[Given task] Without omitting anything, retype the data that follows.

[Stored data]
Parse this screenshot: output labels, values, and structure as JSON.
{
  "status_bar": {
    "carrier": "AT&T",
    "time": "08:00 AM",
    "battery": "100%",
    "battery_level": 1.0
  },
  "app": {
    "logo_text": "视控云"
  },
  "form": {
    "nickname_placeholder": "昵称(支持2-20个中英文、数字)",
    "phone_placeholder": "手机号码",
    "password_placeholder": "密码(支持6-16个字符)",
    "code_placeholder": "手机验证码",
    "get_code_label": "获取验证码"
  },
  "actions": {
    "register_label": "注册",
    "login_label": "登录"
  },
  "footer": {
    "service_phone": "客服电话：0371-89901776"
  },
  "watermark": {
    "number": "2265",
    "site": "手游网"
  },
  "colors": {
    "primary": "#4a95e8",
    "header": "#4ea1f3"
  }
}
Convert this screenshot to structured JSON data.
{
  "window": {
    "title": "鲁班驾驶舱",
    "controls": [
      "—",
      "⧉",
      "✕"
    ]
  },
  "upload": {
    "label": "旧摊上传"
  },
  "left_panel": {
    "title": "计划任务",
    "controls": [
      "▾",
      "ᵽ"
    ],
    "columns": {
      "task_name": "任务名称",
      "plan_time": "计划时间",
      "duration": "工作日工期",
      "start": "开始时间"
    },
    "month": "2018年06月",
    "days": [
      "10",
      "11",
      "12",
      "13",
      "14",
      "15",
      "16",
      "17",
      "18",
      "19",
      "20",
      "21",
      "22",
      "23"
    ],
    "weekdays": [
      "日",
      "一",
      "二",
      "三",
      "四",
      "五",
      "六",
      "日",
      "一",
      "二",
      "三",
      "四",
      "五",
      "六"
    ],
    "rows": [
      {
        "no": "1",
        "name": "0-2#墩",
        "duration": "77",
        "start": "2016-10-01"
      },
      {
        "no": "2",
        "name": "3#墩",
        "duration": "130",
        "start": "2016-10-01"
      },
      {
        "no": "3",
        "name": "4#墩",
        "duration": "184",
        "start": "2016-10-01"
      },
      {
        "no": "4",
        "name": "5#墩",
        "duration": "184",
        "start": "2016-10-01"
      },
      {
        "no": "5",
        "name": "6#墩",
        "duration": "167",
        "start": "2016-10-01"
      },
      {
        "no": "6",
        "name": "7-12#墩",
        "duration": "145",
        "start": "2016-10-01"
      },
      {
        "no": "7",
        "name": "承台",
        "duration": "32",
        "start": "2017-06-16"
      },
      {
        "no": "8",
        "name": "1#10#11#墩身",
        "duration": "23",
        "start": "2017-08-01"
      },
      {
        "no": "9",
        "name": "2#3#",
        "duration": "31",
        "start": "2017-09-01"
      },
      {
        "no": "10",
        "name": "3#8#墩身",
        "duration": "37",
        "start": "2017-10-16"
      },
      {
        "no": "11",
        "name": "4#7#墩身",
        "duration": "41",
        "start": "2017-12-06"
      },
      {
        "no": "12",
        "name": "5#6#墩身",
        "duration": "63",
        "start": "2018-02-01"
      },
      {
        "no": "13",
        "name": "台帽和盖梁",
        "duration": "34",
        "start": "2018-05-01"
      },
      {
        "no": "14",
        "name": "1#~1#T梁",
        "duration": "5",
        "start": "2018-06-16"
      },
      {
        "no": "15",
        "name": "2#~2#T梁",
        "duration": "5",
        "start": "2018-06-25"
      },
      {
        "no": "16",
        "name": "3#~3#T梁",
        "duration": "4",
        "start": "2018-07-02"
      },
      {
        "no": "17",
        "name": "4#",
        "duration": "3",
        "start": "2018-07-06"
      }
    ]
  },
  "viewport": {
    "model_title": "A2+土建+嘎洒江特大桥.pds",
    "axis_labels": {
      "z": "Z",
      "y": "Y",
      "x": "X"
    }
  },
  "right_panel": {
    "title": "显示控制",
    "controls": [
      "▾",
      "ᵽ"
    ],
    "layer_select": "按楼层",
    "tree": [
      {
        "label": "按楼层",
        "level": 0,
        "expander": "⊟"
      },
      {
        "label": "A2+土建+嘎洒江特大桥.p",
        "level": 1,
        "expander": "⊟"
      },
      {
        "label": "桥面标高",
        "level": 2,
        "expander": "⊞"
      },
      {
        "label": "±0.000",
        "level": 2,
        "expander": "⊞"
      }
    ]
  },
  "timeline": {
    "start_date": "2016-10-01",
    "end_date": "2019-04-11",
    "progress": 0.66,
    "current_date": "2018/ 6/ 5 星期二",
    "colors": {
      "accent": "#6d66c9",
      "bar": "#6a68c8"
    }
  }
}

[Response below]
Parse this screenshot: output labels, values, and structure as JSON.
{
  "status_bar": {
    "carrier": "AT&T",
    "time": "08:00 AM",
    "battery": "100%",
    "battery_level": 1.0
  },
  "app": {
    "logo_text": "视控云"
  },
  "form": {
    "nickname_placeholder": "昵称(支持2-20个中英文、数字)",
    "phone_placeholder": "手机号码",
    "password_placeholder": "密码(支持6-16个字符)",
    "code_placeholder": "手机验证码",
    "get_code_label": "获取验证码"
  },
  "actions": {
    "register_label": "注册",
    "login_label": "登录"
  },
  "footer": {
    "service_phone": "客服电话：0371-89901776"
  },
  "watermark": {
    "number": "2265",
    "site": "手游网"
  },
  "colors": {
    "primary": "#4a95e8",
    "header": "#4ea1f3"
  }
}
Convert this screenshot to structured JSON data.
{
  "window": {
    "title": "鲁班驾驶舱",
    "controls": [
      "—",
      "⧉",
      "✕"
    ]
  },
  "upload": {
    "label": "旧摊上传"
  },
  "left_panel": {
    "title": "计划任务",
    "controls": [
      "▾",
      "ᵽ"
    ],
    "columns": {
      "task_name": "任务名称",
      "plan_time": "计划时间",
      "duration": "工作日工期",
      "start": "开始时间"
    },
    "month": "2018年06月",
    "days": [
      "10",
      "11",
      "12",
      "13",
      "14",
      "15",
      "16",
      "17",
      "18",
      "19",
      "20",
      "21",
      "22",
      "23"
    ],
    "weekdays": [
      "日",
      "一",
      "二",
      "三",
      "四",
      "五",
      "六",
      "日",
      "一",
      "二",
      "三",
      "四",
      "五",
      "六"
    ],
    "rows": [
      {
        "no": "1",
        "name": "0-2#墩",
        "duration": "77",
        "start": "2016-10-01"
      },
      {
        "no": "2",
        "name": "3#墩",
        "duration": "130",
        "start": "2016-10-01"
      },
      {
        "no": "3",
        "name": "4#墩",
        "duration": "184",
        "start": "2016-10-01"
      },
      {
        "no": "4",
        "name": "5#墩",
        "duration": "184",
        "start": "2016-10-01"
      },
      {
        "no": "5",
        "name": "6#墩",
        "duration": "167",
        "start": "2016-10-01"
      },
      {
        "no": "6",
        "name": "7-12#墩",
        "duration": "145",
        "start": "2016-10-01"
      },
      {
        "no": "7",
        "name": "承台",
        "duration": "32",
        "start": "2017-06-16"
      },
      {
        "no": "8",
        "name": "1#10#11#墩身",
        "duration": "23",
        "start": "2017-08-01"
      },
      {
        "no": "9",
        "name": "2#3#",
        "duration": "31",
        "start": "2017-09-01"
      },
      {
        "no": "10",
        "name": "3#8#墩身",
        "duration": "37",
        "start": "2017-10-16"
      },
      {
        "no": "11",
        "name": "4#7#墩身",
        "duration": "41",
        "start": "2017-12-06"
      },
      {
        "no": "12",
        "name": "5#6#墩身",
        "duration": "63",
        "start": "2018-02-01"
      },
      {
        "no": "13",
        "name": "台帽和盖梁",
        "duration": "34",
        "start": "2018-05-01"
      },
      {
        "no": "14",
        "name": "1#~1#T梁",
        "duration": "5",
        "start": "2018-06-16"
      },
      {
        "no": "15",
        "name": "2#~2#T梁",
        "duration": "5",
        "start": "2018-06-25"
      },
      {
        "no": "16",
        "name": "3#~3#T梁",
        "duration": "4",
        "start": "2018-07-02"
      },
      {
        "no": "17",
        "name": "4#",
        "duration": "3",
        "start": "2018-07-06"
      }
    ]
  },
  "viewport": {
    "model_title": "A2+土建+嘎洒江特大桥.pds",
    "axis_labels": {
      "z": "Z",
      "y": "Y",
      "x": "X"
    }
  },
  "right_panel": {
    "title": "显示控制",
    "controls": [
      "▾",
      "ᵽ"
    ],
    "layer_select": "按楼层",
    "tree": [
      {
        "label": "按楼层",
        "level": 0,
        "expander": "⊟"
      },
      {
        "label": "A2+土建+嘎洒江特大桥.p",
        "level": 1,
        "expander": "⊟"
      },
      {
        "label": "桥面标高",
        "level": 2,
        "expander": "⊞"
      },
      {
        "label": "±0.000",
        "level": 2,
        "expander": "⊞"
      }
    ]
  },
  "timeline": {
    "start_date": "2016-10-01",
    "end_date": "2019-04-11",
    "progress": 0.66,
    "current_date": "2018/ 6/ 5 星期二",
    "colors": {
      "accent": "#6d66c9",
      "bar": "#6a68c8"
    }
  }
}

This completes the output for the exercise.